BEGIN

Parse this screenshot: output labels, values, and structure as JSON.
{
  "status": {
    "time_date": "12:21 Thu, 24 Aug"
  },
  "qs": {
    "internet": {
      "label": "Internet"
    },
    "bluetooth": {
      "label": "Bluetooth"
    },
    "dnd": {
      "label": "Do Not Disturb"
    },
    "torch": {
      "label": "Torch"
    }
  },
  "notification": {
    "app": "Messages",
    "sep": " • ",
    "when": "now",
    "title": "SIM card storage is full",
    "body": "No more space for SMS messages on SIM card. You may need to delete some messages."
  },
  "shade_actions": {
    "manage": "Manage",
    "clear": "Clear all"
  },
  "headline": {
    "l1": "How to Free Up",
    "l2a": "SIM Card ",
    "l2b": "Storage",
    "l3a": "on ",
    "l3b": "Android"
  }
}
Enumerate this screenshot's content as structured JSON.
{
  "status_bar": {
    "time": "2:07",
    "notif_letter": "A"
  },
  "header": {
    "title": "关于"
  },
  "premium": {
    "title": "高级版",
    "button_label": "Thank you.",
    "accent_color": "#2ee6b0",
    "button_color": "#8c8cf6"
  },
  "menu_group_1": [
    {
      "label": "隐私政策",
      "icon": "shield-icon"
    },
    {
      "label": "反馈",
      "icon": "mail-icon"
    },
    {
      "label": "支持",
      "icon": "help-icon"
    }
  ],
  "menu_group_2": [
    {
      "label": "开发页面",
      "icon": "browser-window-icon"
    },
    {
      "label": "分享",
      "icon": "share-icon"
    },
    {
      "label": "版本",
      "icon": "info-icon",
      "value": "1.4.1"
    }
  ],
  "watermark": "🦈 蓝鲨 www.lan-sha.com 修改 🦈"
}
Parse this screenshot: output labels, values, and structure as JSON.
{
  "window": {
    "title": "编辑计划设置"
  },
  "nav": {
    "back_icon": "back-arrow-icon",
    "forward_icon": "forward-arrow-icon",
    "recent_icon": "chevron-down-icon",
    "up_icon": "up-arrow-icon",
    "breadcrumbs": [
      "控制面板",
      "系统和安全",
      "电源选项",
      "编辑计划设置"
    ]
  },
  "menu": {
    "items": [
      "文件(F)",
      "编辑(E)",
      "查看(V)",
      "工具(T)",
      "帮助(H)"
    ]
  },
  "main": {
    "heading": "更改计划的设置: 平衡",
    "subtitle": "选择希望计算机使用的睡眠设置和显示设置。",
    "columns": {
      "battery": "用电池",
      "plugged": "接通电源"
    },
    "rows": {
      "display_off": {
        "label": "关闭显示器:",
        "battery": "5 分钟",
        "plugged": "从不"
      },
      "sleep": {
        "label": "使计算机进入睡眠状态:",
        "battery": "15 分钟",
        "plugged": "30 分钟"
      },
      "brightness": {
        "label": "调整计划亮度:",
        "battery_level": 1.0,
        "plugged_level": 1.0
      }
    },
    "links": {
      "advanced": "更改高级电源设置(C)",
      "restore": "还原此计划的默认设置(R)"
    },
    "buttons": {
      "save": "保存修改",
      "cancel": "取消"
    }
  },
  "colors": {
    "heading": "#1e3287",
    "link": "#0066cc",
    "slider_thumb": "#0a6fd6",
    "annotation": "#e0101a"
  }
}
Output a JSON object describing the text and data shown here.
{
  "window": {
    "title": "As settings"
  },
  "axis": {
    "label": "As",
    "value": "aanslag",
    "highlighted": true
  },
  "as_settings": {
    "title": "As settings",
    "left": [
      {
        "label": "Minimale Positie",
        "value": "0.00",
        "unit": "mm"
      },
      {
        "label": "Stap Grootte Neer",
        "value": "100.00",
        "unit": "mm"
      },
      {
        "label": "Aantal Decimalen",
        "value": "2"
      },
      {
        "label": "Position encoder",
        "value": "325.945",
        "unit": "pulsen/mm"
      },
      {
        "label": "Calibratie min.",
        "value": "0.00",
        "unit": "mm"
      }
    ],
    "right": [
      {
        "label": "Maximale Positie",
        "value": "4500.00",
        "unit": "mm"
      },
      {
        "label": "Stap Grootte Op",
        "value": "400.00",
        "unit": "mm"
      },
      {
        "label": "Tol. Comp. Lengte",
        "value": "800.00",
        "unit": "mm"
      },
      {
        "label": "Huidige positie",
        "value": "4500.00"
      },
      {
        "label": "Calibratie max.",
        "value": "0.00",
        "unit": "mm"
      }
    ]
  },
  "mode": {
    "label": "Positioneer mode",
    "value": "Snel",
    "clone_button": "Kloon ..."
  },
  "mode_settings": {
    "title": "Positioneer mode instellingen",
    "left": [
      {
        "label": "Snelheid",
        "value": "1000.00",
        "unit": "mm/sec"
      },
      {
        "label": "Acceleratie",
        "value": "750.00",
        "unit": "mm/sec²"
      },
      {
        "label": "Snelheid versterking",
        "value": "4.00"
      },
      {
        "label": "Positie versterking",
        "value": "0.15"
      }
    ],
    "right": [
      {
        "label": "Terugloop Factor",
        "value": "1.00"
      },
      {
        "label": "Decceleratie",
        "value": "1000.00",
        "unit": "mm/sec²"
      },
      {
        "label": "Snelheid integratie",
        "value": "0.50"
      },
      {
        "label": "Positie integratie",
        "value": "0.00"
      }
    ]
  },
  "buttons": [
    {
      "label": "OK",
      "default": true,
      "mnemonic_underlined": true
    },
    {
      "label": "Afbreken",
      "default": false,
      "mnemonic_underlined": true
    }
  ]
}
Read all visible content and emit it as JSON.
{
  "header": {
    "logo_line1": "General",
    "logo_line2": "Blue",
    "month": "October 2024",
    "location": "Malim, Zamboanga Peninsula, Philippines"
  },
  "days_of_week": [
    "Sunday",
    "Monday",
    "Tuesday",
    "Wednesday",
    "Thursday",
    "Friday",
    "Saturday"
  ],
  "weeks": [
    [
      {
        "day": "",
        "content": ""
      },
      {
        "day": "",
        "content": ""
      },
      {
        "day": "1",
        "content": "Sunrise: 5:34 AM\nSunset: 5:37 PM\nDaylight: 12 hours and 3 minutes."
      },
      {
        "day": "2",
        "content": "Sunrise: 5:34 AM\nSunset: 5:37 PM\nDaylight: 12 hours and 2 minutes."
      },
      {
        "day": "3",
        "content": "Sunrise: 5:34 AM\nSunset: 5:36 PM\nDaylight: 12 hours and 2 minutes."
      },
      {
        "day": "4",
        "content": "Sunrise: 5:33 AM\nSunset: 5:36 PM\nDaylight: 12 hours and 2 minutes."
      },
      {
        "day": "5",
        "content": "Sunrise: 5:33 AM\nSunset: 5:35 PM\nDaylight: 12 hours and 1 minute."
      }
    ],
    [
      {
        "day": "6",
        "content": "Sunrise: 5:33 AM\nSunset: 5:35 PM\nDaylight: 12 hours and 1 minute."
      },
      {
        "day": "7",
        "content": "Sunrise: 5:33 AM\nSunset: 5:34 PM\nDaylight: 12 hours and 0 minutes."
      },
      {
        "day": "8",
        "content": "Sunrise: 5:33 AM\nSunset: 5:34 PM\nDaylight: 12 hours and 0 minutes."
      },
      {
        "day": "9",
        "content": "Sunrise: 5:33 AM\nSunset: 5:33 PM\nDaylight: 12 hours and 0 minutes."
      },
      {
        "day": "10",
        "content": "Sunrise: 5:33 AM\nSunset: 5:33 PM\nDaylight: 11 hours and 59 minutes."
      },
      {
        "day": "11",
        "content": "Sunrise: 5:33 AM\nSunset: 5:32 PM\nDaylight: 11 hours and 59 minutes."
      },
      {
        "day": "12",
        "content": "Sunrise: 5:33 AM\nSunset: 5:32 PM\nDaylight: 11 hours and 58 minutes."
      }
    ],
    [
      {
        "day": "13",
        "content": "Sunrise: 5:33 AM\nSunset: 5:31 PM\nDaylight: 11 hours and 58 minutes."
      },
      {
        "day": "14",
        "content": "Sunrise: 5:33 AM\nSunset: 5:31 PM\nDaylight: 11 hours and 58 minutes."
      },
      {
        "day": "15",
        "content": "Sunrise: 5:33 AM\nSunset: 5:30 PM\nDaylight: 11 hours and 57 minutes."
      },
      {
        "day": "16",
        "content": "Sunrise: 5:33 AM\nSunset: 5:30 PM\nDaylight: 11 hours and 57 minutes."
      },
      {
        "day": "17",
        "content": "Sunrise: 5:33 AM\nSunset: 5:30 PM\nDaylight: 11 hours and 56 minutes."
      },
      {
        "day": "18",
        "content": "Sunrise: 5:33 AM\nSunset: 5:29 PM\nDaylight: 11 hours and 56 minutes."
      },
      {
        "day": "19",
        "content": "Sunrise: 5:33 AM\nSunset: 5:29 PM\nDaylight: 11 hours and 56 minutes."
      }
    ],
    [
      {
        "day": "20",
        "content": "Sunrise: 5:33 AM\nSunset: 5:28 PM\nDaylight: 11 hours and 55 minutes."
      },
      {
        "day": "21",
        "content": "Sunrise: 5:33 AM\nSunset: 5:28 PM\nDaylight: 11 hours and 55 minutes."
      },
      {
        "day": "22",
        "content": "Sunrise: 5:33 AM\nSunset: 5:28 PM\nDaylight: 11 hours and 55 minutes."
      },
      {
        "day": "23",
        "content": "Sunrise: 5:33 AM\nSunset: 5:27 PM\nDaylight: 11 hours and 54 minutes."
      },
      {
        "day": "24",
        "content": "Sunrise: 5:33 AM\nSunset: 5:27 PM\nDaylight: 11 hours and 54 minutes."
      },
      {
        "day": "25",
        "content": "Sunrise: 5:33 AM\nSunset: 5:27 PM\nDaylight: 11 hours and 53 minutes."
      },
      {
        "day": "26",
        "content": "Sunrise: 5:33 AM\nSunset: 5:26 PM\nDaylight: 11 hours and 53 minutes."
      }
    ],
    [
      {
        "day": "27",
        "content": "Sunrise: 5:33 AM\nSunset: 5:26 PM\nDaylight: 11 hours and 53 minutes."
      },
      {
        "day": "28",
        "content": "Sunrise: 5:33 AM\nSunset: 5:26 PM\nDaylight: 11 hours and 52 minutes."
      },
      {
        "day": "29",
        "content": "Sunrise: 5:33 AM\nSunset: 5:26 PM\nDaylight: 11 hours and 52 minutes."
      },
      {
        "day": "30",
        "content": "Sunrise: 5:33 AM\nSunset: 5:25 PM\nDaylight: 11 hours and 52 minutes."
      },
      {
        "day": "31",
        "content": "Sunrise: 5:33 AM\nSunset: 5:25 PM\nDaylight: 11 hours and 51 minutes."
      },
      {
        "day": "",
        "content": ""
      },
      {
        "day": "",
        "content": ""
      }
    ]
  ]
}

END

**Exercise prompt**
Determine the number of lines in these entries that contain the word "Stap", and write only that number.

**Solution to this task**
2